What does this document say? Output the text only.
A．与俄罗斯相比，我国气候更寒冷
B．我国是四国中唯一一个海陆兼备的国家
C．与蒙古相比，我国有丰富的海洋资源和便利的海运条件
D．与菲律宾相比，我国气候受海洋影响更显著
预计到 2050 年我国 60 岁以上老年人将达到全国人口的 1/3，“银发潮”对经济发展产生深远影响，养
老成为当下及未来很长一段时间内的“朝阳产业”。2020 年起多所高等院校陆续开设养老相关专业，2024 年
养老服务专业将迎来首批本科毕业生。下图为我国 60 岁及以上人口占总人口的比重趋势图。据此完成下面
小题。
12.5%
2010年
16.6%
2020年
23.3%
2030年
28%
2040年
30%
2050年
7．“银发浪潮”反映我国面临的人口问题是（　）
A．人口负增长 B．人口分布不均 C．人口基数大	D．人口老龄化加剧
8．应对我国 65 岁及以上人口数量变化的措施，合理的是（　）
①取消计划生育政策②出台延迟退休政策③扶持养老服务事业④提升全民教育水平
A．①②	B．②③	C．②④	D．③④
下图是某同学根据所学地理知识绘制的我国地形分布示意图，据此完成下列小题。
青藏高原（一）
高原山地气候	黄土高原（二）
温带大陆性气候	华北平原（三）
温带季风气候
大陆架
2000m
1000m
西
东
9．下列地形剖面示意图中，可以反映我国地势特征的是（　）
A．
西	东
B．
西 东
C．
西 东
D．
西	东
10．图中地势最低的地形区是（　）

--

Written request: Reproduce the records in full, exactly as written.

Result for this task:
What does this document say? Output the text only.
A．与俄罗斯相比，我国气候更寒冷
B．我国是四国中唯一一个海陆兼备的国家
C．与蒙古相比，我国有丰富的海洋资源和便利的海运条件
D．与菲律宾相比，我国气候受海洋影响更显著
预计到 2050 年我国 60 岁以上老年人将达到全国人口的 1/3，“银发潮”对经济发展产生深远影响，养
老成为当下及未来很长一段时间内的“朝阳产业”。2020 年起多所高等院校陆续开设养老相关专业，2024 年
养老服务专业将迎来首批本科毕业生。下图为我国 60 岁及以上人口占总人口的比重趋势图。据此完成下面
小题。
12.5%
2010年
16.6%
2020年
23.3%
2030年
28%
2040年
30%
2050年
7．“银发浪潮”反映我国面临的人口问题是（　）
A．人口负增长 B．人口分布不均 C．人口基数大	D．人口老龄化加剧
8．应对我国 65 岁及以上人口数量变化的措施，合理的是（　）
①取消计划生育政策②出台延迟退休政策③扶持养老服务事业④提升全民教育水平
A．①②	B．②③	C．②④	D．③④
下图是某同学根据所学地理知识绘制的我国地形分布示意图，据此完成下列小题。
青藏高原（一）
高原山地气候	黄土高原（二）
温带大陆性气候	华北平原（三）
温带季风气候
大陆架
2000m
1000m
西
东
9．下列地形剖面示意图中，可以反映我国地势特征的是（　）
A．
西	东
B．
西 东
C．
西 东
D．
西	东
10．图中地势最低的地形区是（　）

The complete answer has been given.